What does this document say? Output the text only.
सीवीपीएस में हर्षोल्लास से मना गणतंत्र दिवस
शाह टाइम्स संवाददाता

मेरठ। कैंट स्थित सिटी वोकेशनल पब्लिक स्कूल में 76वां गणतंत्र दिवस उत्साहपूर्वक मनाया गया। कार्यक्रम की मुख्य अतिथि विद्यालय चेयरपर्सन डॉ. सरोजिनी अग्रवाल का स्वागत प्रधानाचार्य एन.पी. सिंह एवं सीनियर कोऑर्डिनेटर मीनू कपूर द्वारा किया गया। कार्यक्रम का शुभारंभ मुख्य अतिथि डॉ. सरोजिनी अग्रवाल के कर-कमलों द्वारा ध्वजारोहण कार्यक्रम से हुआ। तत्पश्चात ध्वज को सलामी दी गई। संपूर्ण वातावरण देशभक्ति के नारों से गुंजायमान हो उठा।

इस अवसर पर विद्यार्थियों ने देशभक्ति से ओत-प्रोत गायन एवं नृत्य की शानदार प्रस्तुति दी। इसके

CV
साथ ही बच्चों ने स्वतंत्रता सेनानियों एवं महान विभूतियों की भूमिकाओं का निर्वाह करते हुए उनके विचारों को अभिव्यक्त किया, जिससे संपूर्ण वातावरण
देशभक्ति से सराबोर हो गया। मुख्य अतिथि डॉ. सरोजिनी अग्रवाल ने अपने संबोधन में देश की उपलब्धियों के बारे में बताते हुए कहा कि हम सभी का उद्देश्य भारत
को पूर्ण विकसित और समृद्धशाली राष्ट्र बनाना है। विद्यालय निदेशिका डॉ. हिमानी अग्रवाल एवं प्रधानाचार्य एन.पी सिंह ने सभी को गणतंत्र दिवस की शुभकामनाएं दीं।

####

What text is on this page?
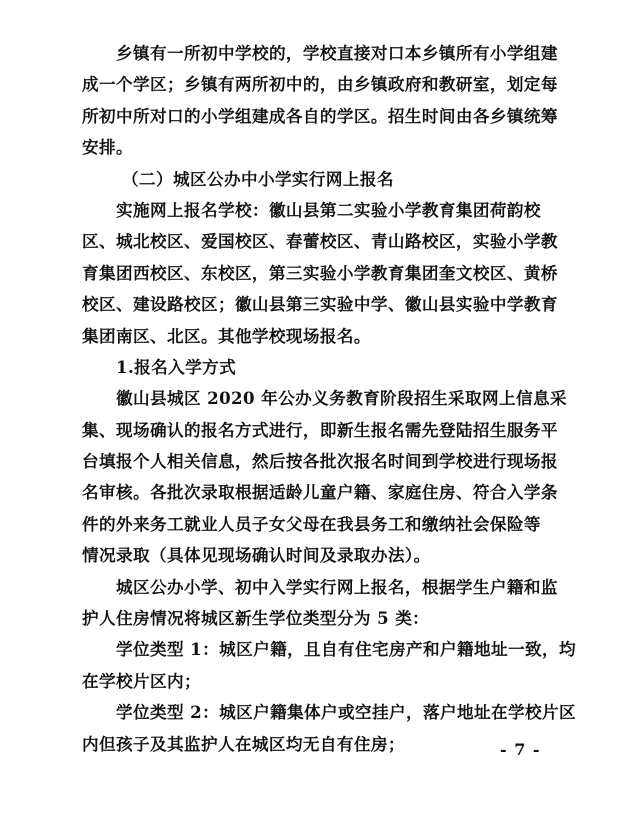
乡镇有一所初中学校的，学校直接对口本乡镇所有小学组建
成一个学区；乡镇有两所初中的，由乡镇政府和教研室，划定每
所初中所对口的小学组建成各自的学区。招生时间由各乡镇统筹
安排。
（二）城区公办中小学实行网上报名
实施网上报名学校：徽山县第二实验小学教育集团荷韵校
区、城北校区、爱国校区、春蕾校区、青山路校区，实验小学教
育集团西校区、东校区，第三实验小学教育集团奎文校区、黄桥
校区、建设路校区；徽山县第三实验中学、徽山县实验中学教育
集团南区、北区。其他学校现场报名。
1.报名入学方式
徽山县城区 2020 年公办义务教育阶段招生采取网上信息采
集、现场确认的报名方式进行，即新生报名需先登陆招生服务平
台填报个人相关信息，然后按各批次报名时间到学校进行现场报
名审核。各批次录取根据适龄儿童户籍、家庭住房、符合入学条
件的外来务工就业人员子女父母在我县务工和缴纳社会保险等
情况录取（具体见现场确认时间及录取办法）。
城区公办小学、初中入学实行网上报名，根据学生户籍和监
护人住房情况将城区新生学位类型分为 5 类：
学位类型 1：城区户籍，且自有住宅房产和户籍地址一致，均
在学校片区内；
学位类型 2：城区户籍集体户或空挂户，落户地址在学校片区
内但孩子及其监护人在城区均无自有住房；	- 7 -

####

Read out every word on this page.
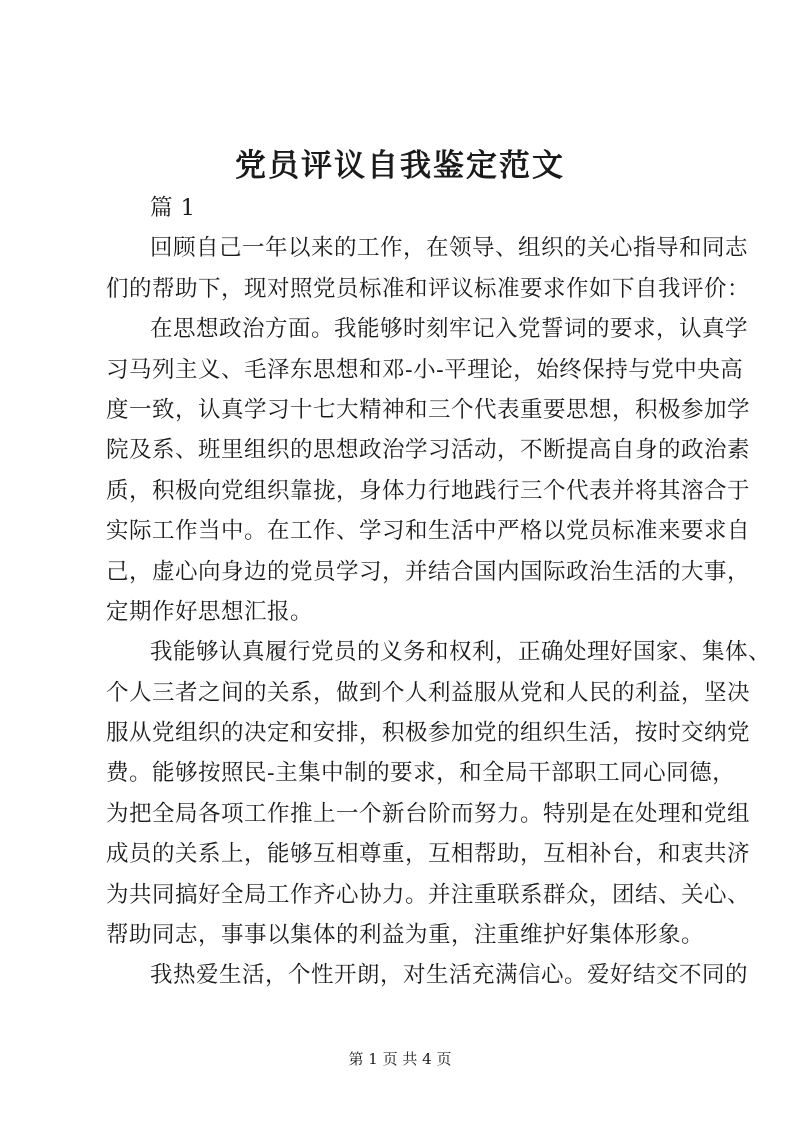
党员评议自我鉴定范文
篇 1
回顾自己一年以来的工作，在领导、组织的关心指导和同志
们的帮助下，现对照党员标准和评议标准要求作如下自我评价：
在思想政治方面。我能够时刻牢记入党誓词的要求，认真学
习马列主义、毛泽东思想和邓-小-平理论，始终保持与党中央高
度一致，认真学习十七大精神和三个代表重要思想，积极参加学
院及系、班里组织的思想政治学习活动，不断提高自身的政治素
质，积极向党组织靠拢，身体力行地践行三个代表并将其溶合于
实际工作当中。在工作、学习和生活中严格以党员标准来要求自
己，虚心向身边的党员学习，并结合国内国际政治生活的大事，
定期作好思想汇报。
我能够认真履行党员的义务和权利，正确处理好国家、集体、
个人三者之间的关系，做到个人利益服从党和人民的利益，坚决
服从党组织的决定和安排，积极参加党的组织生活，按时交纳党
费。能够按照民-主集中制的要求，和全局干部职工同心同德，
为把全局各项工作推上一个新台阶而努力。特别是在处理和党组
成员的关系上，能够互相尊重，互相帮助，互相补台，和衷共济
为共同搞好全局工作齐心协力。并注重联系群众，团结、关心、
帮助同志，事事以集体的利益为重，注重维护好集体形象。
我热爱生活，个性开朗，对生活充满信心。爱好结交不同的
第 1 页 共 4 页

####

- **WHAT YOU SHOULD DO**: Using the listing above, gather each line that holds the string "page" and copy it.

- **TASK RESULT**:
What text is on this page?
Read out every word on this page.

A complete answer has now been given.